Article 12. Security

  1. If SOLDEFENCE is obliged under the Agreement to provide information security, such security shall comply with the written agreements that the parties have made in this respect in the Agreement. SOLDEFENCE does not guarantee that the information security is effective under all circumstances. If no written agreements have been made on information security, then the security must meet a level that is reasonable, taking into account the state of the art, the implementation costs, as well as the nature, scope, context and purposes of the services and the probability and severity of the foreseeable risks.

  2. If SOLDEFENCE provides access codes or other data regarding security devices to Customer, Customer must treat them confidentially and only disclose them to authorised personnel. Customer is responsible for managing the authorisations and the timely revocation of access codes.

  3. SOLDEFENCE is not responsible for information security related to software, devices and infrastructure not provided to Customer by SOLDEFENCE.

  4. SOLDEFENCE has the right to adjust the security means if this is necessary due to changing circumstances.

  5. Customer shall ensure that its systems and infrastructure are adequately secured.

  6. SOLDEFENCE may give Customer instructions regarding the implementation of security measures aimed at preventing or reducing security incidents or consequences of security incidents. If Customer does not follow these instructions, SOLDEFENCE shall not be liable and Customer shall indemnify SOLDEFENCE for any damage that may arise from this.

  7. SOLDEFENCE has at all times the right to make technical and organisational provisions to protect software, devices and infrastructure, even if restrictions have been agreed on their use. Customer shall not remove or circumvent these provisions.

  8. SOLDEFENCE shall not be liable for damages resulting from the use or misuse that is made of access or identification codes, certificates or other security means, unless the misuse is the direct result of intent or deliberate recklessness on the part of SOLDEFENCE's management.

Article 13. Intellectual property

  1. All intellectual property rights to the Products, software, (web)applications, software, websites, data files, databases, equipment or other materials such as analyses, designs, documentation, reports and Quotations, developed or made available to Customer under the Agreement, belong to SOLDEFENCE, its licensors or its suppliers. Customer shall only obtain the rights of use expressly granted by these General Terms and Conditions, the Agreement and by mandatory law. Any right of use granted to Customer is non-exclusive, non-transferable, non-pledgeable and non-sublicensable.

  2. If SOLDEFENCE decides to transfer an intellectual property right, this commitment shall only be made in writing and explicitly. If the parties agree in writing that an intellectual property right relating to Products, software, (web) applications, software, websites, data files, databases, equipment, know-how or other works or materials developed specifically for Customer shall be transferred to Customer, SOLDEFENCE shall remain entitled to use and/or exploit the underlying components, designs, data files, algorithms, documentation, works, protocols, standards and the like without any restriction, both for itself and for third parties. SOLDEFENCE also retains the right to use the general principles, ideas and programming languages used for the creation or development of a work without any limitation for

other purposes and/or exploit it, both for itself and for third parties. Nor does the transfer of an intellectual property right restrict SOLDEFENCE from making similar or derived developments for itself or for third parties.

  1. Customer is not allowed to remove or change any indication regarding copyright, brands, trade names or other intellectual property rights from Products, software, (web) applications, websites, software, data files, databases, equipment or other materials belonging to SOLDEFENCE or third parties from whom SOLDEFENCE obtained the right of use.

**SET PROBLEM 1:** Reproduce the passage of the contract terms from "other purposes and/or" up to and including "right of use.".
The contract terms and the listing that comes after them are unrelated.

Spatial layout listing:
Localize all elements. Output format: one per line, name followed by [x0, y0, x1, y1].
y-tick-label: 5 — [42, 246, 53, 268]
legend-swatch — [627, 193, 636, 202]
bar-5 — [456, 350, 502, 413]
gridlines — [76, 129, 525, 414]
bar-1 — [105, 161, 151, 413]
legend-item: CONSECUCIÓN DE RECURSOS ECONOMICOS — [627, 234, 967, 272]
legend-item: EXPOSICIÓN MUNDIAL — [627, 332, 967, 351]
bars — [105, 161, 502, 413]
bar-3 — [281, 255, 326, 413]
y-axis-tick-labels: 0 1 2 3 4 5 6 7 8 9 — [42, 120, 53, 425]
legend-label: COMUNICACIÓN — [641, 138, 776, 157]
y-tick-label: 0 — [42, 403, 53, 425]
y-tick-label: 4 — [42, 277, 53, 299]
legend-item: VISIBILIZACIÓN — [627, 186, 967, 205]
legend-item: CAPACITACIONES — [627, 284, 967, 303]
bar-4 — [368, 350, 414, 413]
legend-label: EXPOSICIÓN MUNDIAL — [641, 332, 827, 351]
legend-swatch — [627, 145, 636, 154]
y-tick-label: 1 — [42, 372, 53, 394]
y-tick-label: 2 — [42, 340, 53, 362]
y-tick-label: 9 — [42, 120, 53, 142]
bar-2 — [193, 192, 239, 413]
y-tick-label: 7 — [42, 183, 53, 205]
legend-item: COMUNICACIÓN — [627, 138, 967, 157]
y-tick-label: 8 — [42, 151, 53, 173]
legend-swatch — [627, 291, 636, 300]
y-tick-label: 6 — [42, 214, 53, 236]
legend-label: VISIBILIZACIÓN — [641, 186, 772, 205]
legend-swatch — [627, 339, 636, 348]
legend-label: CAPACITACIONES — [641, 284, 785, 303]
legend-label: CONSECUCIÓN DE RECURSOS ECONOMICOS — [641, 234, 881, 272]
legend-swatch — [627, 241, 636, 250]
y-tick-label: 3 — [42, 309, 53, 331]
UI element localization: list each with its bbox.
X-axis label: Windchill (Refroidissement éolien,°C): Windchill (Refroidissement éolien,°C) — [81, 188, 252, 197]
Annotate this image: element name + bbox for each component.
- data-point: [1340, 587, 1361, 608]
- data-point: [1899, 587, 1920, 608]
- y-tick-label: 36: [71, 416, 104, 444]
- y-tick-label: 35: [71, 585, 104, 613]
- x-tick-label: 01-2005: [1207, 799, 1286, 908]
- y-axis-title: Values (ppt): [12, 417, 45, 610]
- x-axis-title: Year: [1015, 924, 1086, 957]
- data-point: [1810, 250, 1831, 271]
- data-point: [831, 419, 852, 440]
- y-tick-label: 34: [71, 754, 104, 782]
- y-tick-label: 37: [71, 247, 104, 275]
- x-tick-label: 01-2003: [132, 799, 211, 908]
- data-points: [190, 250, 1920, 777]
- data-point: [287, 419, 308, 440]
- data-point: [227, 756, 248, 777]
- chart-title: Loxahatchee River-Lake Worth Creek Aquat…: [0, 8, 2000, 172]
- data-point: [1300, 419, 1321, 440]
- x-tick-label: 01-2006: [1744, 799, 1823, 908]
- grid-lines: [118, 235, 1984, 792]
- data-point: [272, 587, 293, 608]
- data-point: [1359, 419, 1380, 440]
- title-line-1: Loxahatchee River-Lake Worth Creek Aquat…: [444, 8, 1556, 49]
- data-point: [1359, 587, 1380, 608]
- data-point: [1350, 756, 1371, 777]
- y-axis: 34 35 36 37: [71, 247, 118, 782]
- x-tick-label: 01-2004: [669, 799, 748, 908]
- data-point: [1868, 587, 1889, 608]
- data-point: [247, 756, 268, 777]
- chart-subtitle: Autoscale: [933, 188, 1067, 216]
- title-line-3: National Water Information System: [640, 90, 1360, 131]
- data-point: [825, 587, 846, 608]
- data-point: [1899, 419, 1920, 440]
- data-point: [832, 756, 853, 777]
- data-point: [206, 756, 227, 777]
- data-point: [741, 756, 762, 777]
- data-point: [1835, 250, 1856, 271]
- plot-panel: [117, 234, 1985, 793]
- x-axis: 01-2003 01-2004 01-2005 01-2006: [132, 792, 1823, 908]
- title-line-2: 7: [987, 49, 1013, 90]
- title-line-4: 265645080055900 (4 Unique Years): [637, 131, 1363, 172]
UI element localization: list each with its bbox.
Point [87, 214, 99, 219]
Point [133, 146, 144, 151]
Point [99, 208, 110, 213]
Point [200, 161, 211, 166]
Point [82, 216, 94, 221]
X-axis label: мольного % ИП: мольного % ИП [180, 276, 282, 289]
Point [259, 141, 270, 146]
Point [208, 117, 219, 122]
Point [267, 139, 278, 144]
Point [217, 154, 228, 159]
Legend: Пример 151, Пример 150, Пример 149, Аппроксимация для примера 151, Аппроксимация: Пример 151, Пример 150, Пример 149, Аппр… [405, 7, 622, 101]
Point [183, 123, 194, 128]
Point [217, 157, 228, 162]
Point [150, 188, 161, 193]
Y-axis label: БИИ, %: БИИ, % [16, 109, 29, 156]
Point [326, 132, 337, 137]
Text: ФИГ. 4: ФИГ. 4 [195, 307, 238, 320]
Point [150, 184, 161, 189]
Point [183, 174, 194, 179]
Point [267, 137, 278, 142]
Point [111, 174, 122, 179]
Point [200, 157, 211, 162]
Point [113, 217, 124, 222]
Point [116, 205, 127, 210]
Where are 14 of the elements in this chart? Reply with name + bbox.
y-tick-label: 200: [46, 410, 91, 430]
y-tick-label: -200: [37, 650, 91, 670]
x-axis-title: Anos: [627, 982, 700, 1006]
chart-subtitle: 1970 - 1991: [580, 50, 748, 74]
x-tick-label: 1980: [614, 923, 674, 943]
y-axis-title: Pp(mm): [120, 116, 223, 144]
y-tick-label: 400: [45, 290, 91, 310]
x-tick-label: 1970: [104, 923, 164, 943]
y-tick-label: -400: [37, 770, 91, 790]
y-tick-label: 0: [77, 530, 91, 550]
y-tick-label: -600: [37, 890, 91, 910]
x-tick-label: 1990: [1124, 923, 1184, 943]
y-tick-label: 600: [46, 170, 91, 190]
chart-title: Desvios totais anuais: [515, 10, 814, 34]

**SET PROBLEM 2:** Write out the lines of the listing from its first line up to and including the line with "bar-1 — [105, 161, 151, 413]".

**WORKED SOLUTION 1:**
other purposes and/or exploit it, both for itself and for third parties. Nor does the transfer of an intellectual property right restrict SOLDEFENCE from making similar or derived developments for itself or for third parties.

  1. Customer is not allowed to remove or change any indication regarding copyright, brands, trade names or other intellectual property rights from Products, software, (web) applications, websites, software, data files, databases, equipment or other materials belonging to SOLDEFENCE or third parties from whom SOLDEFENCE obtained the right of use.

**WORKED SOLUTION 2:**
Localize all elements. Output format: one per line, name followed by [x0, y0, x1, y1].
y-tick-label: 5 — [42, 246, 53, 268]
legend-swatch — [627, 193, 636, 202]
bar-5 — [456, 350, 502, 413]
gridlines — [76, 129, 525, 414]
bar-1 — [105, 161, 151, 413]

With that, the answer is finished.